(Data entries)
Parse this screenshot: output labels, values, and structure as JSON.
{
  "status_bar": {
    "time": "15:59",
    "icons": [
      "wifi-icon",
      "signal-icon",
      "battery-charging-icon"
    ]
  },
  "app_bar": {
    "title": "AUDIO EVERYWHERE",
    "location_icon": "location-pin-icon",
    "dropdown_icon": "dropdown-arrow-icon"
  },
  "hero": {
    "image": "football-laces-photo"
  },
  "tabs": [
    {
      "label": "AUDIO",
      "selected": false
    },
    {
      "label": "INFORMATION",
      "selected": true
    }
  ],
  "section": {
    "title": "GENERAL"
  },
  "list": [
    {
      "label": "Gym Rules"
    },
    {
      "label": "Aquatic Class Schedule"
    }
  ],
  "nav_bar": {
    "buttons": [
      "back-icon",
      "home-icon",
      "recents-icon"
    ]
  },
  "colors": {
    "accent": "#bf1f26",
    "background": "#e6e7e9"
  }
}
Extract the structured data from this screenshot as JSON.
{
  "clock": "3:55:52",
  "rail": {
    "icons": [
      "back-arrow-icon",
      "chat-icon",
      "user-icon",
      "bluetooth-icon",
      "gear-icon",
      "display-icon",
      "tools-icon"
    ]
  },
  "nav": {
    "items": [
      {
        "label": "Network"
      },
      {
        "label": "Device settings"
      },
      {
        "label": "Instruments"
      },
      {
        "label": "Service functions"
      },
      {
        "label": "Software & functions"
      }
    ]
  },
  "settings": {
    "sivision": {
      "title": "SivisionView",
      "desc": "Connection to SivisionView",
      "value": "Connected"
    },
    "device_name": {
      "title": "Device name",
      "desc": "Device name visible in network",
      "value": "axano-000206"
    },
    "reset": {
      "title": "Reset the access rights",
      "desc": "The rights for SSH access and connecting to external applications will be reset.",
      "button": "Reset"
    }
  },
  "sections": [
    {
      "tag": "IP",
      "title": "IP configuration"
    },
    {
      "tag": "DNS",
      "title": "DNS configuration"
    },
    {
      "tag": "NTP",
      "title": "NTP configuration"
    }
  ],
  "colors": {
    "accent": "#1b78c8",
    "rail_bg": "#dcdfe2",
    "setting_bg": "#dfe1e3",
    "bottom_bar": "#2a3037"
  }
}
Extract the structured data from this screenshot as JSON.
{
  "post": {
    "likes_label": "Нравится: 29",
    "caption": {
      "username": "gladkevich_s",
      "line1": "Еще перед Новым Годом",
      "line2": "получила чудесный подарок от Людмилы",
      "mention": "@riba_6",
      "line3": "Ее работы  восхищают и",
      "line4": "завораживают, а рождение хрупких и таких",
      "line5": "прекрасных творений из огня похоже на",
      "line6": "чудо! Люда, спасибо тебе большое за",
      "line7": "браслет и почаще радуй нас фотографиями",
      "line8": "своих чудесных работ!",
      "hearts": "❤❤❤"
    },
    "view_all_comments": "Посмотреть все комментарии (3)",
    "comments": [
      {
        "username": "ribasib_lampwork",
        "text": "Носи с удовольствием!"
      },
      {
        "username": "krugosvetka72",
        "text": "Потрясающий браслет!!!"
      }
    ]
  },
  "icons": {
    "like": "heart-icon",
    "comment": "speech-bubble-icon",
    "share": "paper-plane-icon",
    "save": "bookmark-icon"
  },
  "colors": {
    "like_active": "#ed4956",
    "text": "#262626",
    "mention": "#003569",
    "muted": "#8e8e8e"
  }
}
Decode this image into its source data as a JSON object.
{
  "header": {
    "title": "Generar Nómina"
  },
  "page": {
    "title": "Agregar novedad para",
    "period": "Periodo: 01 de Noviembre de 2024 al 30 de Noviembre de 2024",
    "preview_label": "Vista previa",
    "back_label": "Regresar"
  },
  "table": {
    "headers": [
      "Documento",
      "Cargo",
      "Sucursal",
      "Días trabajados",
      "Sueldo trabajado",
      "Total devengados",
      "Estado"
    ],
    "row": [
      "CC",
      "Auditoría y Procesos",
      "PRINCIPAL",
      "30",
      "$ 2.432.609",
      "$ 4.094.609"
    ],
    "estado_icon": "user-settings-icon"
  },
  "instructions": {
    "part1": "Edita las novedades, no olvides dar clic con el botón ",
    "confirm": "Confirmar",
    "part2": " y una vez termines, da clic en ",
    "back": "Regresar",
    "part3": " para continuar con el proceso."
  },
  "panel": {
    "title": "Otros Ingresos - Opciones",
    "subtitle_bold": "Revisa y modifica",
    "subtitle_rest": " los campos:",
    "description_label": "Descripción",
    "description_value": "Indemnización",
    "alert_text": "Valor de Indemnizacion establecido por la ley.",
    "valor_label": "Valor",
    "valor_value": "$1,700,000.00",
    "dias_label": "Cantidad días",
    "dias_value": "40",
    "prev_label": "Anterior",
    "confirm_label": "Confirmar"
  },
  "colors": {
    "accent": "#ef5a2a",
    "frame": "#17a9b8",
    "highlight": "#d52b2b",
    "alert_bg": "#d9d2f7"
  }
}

● OBJECTIVE: List every line above that holds the word "clic".

● COMPLETE ANSWER:
    "part1": "Edita las novedades, no olvides dar clic con el botón ",
    "part2": " y una vez termines, da clic en ",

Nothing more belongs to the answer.